Which lines below hold the word "Measured"? Report each one.

————————

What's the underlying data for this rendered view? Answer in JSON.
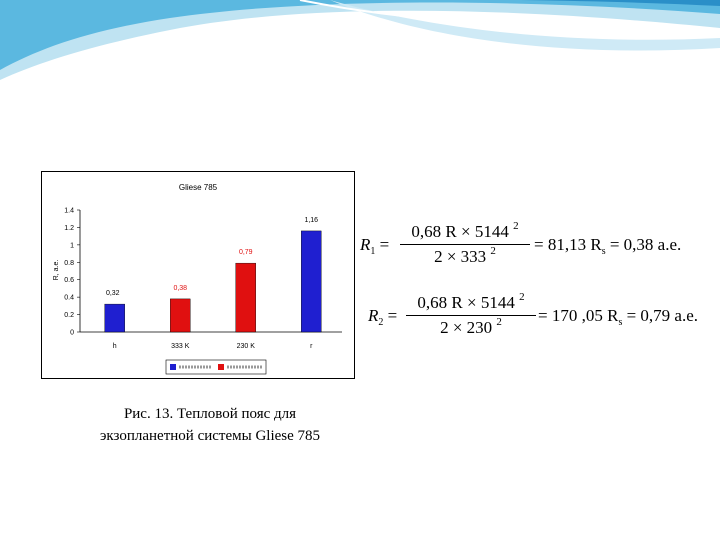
{
  "chart_data": {
    "type": "bar",
    "title": "Gliese 785",
    "ylabel": "R, a.e.",
    "ylim": [
      0,
      1.4
    ],
    "yticks": [
      "0",
      "0.2",
      "0.4",
      "0.6",
      "0.8",
      "1",
      "1.2",
      "1.4"
    ],
    "categories": [
      "h",
      "333 K",
      "230 K",
      "r"
    ],
    "series": [
      {
        "name": "",
        "color": "#1f1fd0",
        "values": [
          0.32,
          null,
          null,
          1.16
        ],
        "labels": [
          "0,32",
          "",
          "",
          "1,16"
        ]
      },
      {
        "name": "",
        "color": "#e01010",
        "values": [
          null,
          0.38,
          0.79,
          null
        ],
        "labels": [
          "",
          "0,38",
          "0,79",
          ""
        ]
      }
    ],
    "legend_position": "bottom"
  },
  "caption": {
    "line1": "Рис. 13. Тепловой пояс для",
    "line2": "экзопланетной системы Gliese 785"
  },
  "formulas": {
    "r1": {
      "lhs": "R",
      "lhs_sub": "1",
      "numerator": "0,68 R × 5144",
      "numerator_sup": "2",
      "denominator": "2 × 333",
      "denominator_sup": "2",
      "result": "= 81,13 R",
      "result_sub": "s",
      "final": "= 0,38 a.e."
    },
    "r2": {
      "lhs": "R",
      "lhs_sub": "2",
      "numerator": "0,68 R × 5144",
      "numerator_sup": "2",
      "denominator": "2 × 230",
      "denominator_sup": "2",
      "result": "= 170 ,05 R",
      "result_sub": "s",
      "final": "= 0,79 a.e."
    }
  },
  "colors": {
    "swoosh_light": "#bfe3f2",
    "swoosh_mid": "#5bb8e0",
    "swoosh_dark": "#2a8fc8"
  }
}
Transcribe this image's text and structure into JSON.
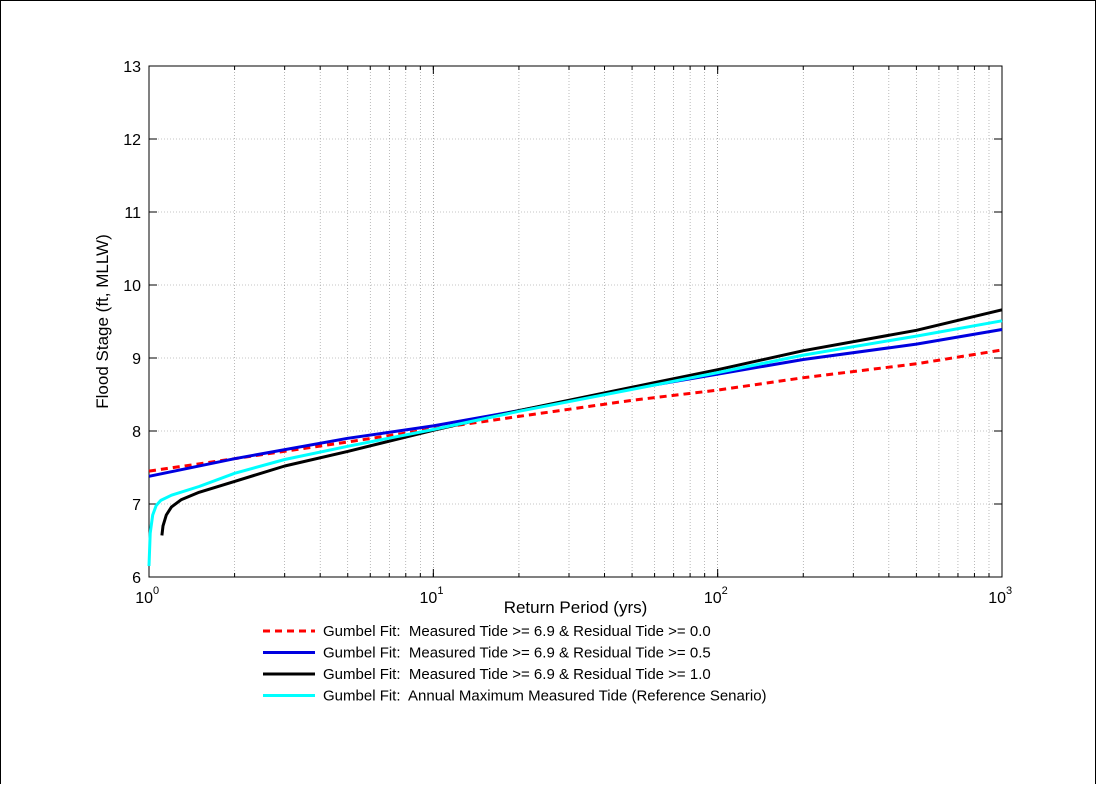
{
  "chart_data": {
    "type": "line",
    "title": "",
    "xlabel": "Return Period (yrs)",
    "ylabel": "Flood Stage (ft, MLLW)",
    "xscale": "log",
    "xlim": [
      1,
      1000
    ],
    "ylim": [
      6,
      13
    ],
    "x_tick_labels": [
      {
        "base": "10",
        "exp": "0",
        "value": 1
      },
      {
        "base": "10",
        "exp": "1",
        "value": 10
      },
      {
        "base": "10",
        "exp": "2",
        "value": 100
      },
      {
        "base": "10",
        "exp": "3",
        "value": 1000
      }
    ],
    "y_ticks": [
      "6",
      "7",
      "8",
      "9",
      "10",
      "11",
      "12",
      "13"
    ],
    "grid": true,
    "legend_position": "below",
    "series": [
      {
        "name": "Gumbel Fit:  Measured Tide >= 6.9 & Residual Tide >= 0.0",
        "color": "#ff0000",
        "style": "dashed",
        "x": [
          1.0,
          2,
          5,
          10,
          20,
          50,
          100,
          200,
          500,
          1000
        ],
        "y": [
          7.45,
          7.62,
          7.85,
          8.03,
          8.2,
          8.42,
          8.56,
          8.73,
          8.92,
          9.11
        ]
      },
      {
        "name": "Gumbel Fit:  Measured Tide >= 6.9 & Residual Tide >= 0.5",
        "color": "#0000e0",
        "style": "solid",
        "x": [
          1.0,
          2,
          5,
          10,
          20,
          50,
          100,
          200,
          500,
          1000
        ],
        "y": [
          7.38,
          7.62,
          7.9,
          8.07,
          8.28,
          8.58,
          8.78,
          8.98,
          9.19,
          9.39
        ]
      },
      {
        "name": "Gumbel Fit:  Measured Tide >= 6.9 & Residual Tide >= 1.0",
        "color": "#000000",
        "style": "solid",
        "x": [
          1.11,
          1.12,
          1.15,
          1.2,
          1.3,
          1.5,
          2,
          3,
          5,
          10,
          20,
          50,
          100,
          200,
          500,
          1000
        ],
        "y": [
          6.57,
          6.7,
          6.85,
          6.96,
          7.06,
          7.16,
          7.31,
          7.52,
          7.72,
          8.01,
          8.28,
          8.6,
          8.84,
          9.1,
          9.38,
          9.66
        ]
      },
      {
        "name": "Gumbel Fit:  Annual Maximum Measured Tide (Reference Senario)",
        "color": "#00ffff",
        "style": "solid",
        "x": [
          1.0,
          1.01,
          1.03,
          1.06,
          1.1,
          1.2,
          1.5,
          2,
          3,
          5,
          10,
          20,
          50,
          100,
          200,
          500,
          1000
        ],
        "y": [
          6.15,
          6.6,
          6.85,
          6.98,
          7.05,
          7.12,
          7.24,
          7.42,
          7.61,
          7.79,
          8.02,
          8.27,
          8.57,
          8.8,
          9.04,
          9.3,
          9.51
        ]
      }
    ]
  }
}
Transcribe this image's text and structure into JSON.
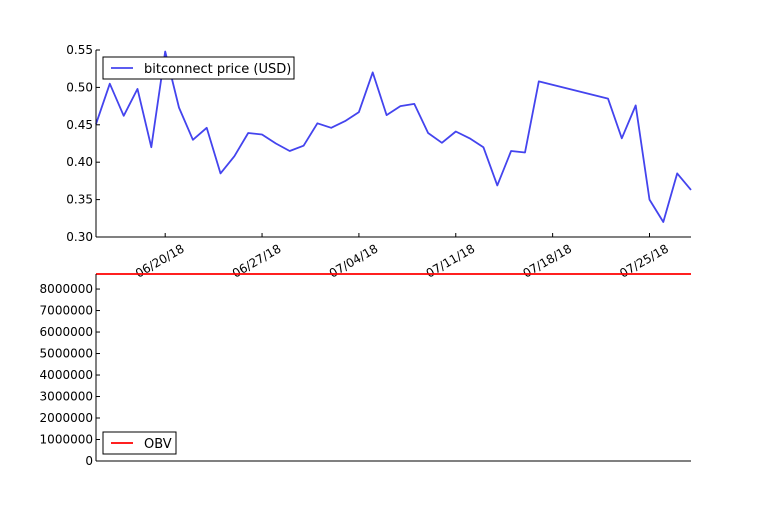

————————

§ **Output for this exercise**:
        "name": "Gumbel Fit:  Measured Tide >= 6.9 & Residual Tide >= 0.0",
        "name": "Gumbel Fit:  Measured Tide >= 6.9 & Residual Tide >= 0.5",
        "name": "Gumbel Fit:  Measured Tide >= 6.9 & Residual Tide >= 1.0",
        "name": "Gumbel Fit:  Annual Maximum Measured Tide (Reference Senario)",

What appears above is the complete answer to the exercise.